## [Work to be completed]
Present the data once more in exactly its original form.

----- Record extracts -----

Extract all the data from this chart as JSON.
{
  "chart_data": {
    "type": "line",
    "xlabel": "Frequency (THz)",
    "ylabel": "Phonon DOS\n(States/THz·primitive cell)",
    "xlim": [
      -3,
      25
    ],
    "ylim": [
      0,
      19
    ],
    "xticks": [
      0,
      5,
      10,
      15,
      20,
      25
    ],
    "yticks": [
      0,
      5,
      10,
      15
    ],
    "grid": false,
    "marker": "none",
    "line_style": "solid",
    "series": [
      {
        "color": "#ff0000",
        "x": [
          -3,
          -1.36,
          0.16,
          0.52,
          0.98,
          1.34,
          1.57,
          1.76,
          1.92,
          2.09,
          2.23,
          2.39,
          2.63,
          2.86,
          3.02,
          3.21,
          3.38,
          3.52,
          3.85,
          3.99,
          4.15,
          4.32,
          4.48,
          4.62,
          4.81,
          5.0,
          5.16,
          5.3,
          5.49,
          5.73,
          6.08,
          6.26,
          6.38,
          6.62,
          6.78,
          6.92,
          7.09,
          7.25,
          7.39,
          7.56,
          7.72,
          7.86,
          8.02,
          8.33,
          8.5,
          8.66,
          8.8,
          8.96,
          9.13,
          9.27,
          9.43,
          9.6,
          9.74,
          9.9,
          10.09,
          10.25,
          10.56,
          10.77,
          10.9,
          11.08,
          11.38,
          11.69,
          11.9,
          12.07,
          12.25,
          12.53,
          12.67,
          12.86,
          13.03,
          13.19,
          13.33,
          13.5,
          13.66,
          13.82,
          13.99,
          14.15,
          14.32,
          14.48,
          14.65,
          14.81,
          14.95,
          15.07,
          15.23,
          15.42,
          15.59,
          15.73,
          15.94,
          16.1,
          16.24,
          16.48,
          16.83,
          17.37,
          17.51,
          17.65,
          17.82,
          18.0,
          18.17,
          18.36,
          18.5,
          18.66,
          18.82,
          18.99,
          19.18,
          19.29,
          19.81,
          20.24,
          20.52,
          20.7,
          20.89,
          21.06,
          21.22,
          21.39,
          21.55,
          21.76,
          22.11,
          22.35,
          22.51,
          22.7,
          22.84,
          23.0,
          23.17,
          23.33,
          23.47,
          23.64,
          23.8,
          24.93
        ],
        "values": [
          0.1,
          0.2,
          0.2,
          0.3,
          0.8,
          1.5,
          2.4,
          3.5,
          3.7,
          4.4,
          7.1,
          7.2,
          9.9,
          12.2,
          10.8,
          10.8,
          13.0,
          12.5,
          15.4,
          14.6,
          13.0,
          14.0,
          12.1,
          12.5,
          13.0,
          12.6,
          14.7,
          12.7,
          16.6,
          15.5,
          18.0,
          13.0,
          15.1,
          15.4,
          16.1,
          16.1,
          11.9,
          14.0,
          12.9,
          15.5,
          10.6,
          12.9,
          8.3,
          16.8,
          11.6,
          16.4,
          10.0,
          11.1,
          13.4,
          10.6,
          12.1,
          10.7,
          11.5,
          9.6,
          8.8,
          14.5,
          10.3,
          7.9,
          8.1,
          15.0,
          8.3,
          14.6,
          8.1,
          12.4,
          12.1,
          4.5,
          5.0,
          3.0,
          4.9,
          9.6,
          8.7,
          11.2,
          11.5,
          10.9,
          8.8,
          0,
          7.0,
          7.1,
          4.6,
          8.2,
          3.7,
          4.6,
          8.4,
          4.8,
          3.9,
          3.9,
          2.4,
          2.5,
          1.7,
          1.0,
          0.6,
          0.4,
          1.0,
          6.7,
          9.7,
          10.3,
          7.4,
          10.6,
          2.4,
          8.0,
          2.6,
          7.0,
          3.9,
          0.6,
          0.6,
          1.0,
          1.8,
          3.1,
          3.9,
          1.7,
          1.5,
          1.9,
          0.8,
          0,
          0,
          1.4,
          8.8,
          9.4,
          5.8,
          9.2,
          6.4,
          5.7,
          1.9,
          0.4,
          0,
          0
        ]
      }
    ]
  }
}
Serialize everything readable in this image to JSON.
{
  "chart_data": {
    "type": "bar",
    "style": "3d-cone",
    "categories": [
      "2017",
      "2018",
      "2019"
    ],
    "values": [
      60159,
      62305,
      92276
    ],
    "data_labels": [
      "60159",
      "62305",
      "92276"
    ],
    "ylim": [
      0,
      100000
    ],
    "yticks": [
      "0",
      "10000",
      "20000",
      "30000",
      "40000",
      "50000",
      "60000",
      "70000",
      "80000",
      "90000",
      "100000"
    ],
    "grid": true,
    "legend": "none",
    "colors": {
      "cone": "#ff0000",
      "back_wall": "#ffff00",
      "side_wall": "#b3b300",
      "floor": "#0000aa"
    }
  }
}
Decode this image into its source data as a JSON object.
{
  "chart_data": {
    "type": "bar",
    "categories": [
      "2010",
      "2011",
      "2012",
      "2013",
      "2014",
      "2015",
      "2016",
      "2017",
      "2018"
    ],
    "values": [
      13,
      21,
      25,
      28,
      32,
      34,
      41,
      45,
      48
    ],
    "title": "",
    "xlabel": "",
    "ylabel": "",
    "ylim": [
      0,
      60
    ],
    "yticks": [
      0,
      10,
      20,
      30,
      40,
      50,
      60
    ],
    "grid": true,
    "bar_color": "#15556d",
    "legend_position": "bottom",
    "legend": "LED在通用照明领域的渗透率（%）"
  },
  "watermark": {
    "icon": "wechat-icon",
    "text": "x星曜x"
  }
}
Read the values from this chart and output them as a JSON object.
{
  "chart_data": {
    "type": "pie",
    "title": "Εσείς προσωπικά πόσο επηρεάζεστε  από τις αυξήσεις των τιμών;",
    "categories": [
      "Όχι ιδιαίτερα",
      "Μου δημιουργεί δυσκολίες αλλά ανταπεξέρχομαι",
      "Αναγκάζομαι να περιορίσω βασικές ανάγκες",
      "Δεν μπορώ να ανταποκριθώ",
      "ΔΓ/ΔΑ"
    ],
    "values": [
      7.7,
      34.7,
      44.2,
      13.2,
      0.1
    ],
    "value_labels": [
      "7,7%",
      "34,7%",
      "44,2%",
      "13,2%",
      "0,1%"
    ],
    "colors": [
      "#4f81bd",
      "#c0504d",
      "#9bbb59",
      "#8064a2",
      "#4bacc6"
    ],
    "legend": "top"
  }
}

-----

## [The solution]
Extract all the data from this chart as JSON.
{
  "chart_data": {
    "type": "line",
    "xlabel": "Frequency (THz)",
    "ylabel": "Phonon DOS\n(States/THz·primitive cell)",
    "xlim": [
      -3,
      25
    ],
    "ylim": [
      0,
      19
    ],
    "xticks": [
      0,
      5,
      10,
      15,
      20,
      25
    ],
    "yticks": [
      0,
      5,
      10,
      15
    ],
    "grid": false,
    "marker": "none",
    "line_style": "solid",
    "series": [
      {
        "color": "#ff0000",
        "x": [
          -3,
          -1.36,
          0.16,
          0.52,
          0.98,
          1.34,
          1.57,
          1.76,
          1.92,
          2.09,
          2.23,
          2.39,
          2.63,
          2.86,
          3.02,
          3.21,
          3.38,
          3.52,
          3.85,
          3.99,
          4.15,
          4.32,
          4.48,
          4.62,
          4.81,
          5.0,
          5.16,
          5.3,
          5.49,
          5.73,
          6.08,
          6.26,
          6.38,
          6.62,
          6.78,
          6.92,
          7.09,
          7.25,
          7.39,
          7.56,
          7.72,
          7.86,
          8.02,
          8.33,
          8.5,
          8.66,
          8.8,
          8.96,
          9.13,
          9.27,
          9.43,
          9.6,
          9.74,
          9.9,
          10.09,
          10.25,
          10.56,
          10.77,
          10.9,
          11.08,
          11.38,
          11.69,
          11.9,
          12.07,
          12.25,
          12.53,
          12.67,
          12.86,
          13.03,
          13.19,
          13.33,
          13.5,
          13.66,
          13.82,
          13.99,
          14.15,
          14.32,
          14.48,
          14.65,
          14.81,
          14.95,
          15.07,
          15.23,
          15.42,
          15.59,
          15.73,
          15.94,
          16.1,
          16.24,
          16.48,
          16.83,
          17.37,
          17.51,
          17.65,
          17.82,
          18.0,
          18.17,
          18.36,
          18.5,
          18.66,
          18.82,
          18.99,
          19.18,
          19.29,
          19.81,
          20.24,
          20.52,
          20.7,
          20.89,
          21.06,
          21.22,
          21.39,
          21.55,
          21.76,
          22.11,
          22.35,
          22.51,
          22.7,
          22.84,
          23.0,
          23.17,
          23.33,
          23.47,
          23.64,
          23.8,
          24.93
        ],
        "values": [
          0.1,
          0.2,
          0.2,
          0.3,
          0.8,
          1.5,
          2.4,
          3.5,
          3.7,
          4.4,
          7.1,
          7.2,
          9.9,
          12.2,
          10.8,
          10.8,
          13.0,
          12.5,
          15.4,
          14.6,
          13.0,
          14.0,
          12.1,
          12.5,
          13.0,
          12.6,
          14.7,
          12.7,
          16.6,
          15.5,
          18.0,
          13.0,
          15.1,
          15.4,
          16.1,
          16.1,
          11.9,
          14.0,
          12.9,
          15.5,
          10.6,
          12.9,
          8.3,
          16.8,
          11.6,
          16.4,
          10.0,
          11.1,
          13.4,
          10.6,
          12.1,
          10.7,
          11.5,
          9.6,
          8.8,
          14.5,
          10.3,
          7.9,
          8.1,
          15.0,
          8.3,
          14.6,
          8.1,
          12.4,
          12.1,
          4.5,
          5.0,
          3.0,
          4.9,
          9.6,
          8.7,
          11.2,
          11.5,
          10.9,
          8.8,
          0,
          7.0,
          7.1,
          4.6,
          8.2,
          3.7,
          4.6,
          8.4,
          4.8,
          3.9,
          3.9,
          2.4,
          2.5,
          1.7,
          1.0,
          0.6,
          0.4,
          1.0,
          6.7,
          9.7,
          10.3,
          7.4,
          10.6,
          2.4,
          8.0,
          2.6,
          7.0,
          3.9,
          0.6,
          0.6,
          1.0,
          1.8,
          3.1,
          3.9,
          1.7,
          1.5,
          1.9,
          0.8,
          0,
          0,
          1.4,
          8.8,
          9.4,
          5.8,
          9.2,
          6.4,
          5.7,
          1.9,
          0.4,
          0,
          0
        ]
      }
    ]
  }
}
Serialize everything readable in this image to JSON.
{
  "chart_data": {
    "type": "bar",
    "style": "3d-cone",
    "categories": [
      "2017",
      "2018",
      "2019"
    ],
    "values": [
      60159,
      62305,
      92276
    ],
    "data_labels": [
      "60159",
      "62305",
      "92276"
    ],
    "ylim": [
      0,
      100000
    ],
    "yticks": [
      "0",
      "10000",
      "20000",
      "30000",
      "40000",
      "50000",
      "60000",
      "70000",
      "80000",
      "90000",
      "100000"
    ],
    "grid": true,
    "legend": "none",
    "colors": {
      "cone": "#ff0000",
      "back_wall": "#ffff00",
      "side_wall": "#b3b300",
      "floor": "#0000aa"
    }
  }
}
Decode this image into its source data as a JSON object.
{
  "chart_data": {
    "type": "bar",
    "categories": [
      "2010",
      "2011",
      "2012",
      "2013",
      "2014",
      "2015",
      "2016",
      "2017",
      "2018"
    ],
    "values": [
      13,
      21,
      25,
      28,
      32,
      34,
      41,
      45,
      48
    ],
    "title": "",
    "xlabel": "",
    "ylabel": "",
    "ylim": [
      0,
      60
    ],
    "yticks": [
      0,
      10,
      20,
      30,
      40,
      50,
      60
    ],
    "grid": true,
    "bar_color": "#15556d",
    "legend_position": "bottom",
    "legend": "LED在通用照明领域的渗透率（%）"
  },
  "watermark": {
    "icon": "wechat-icon",
    "text": "x星曜x"
  }
}
Read the values from this chart and output them as a JSON object.
{
  "chart_data": {
    "type": "pie",
    "title": "Εσείς προσωπικά πόσο επηρεάζεστε  από τις αυξήσεις των τιμών;",
    "categories": [
      "Όχι ιδιαίτερα",
      "Μου δημιουργεί δυσκολίες αλλά ανταπεξέρχομαι",
      "Αναγκάζομαι να περιορίσω βασικές ανάγκες",
      "Δεν μπορώ να ανταποκριθώ",
      "ΔΓ/ΔΑ"
    ],
    "values": [
      7.7,
      34.7,
      44.2,
      13.2,
      0.1
    ],
    "value_labels": [
      "7,7%",
      "34,7%",
      "44,2%",
      "13,2%",
      "0,1%"
    ],
    "colors": [
      "#4f81bd",
      "#c0504d",
      "#9bbb59",
      "#8064a2",
      "#4bacc6"
    ],
    "legend": "top"
  }
}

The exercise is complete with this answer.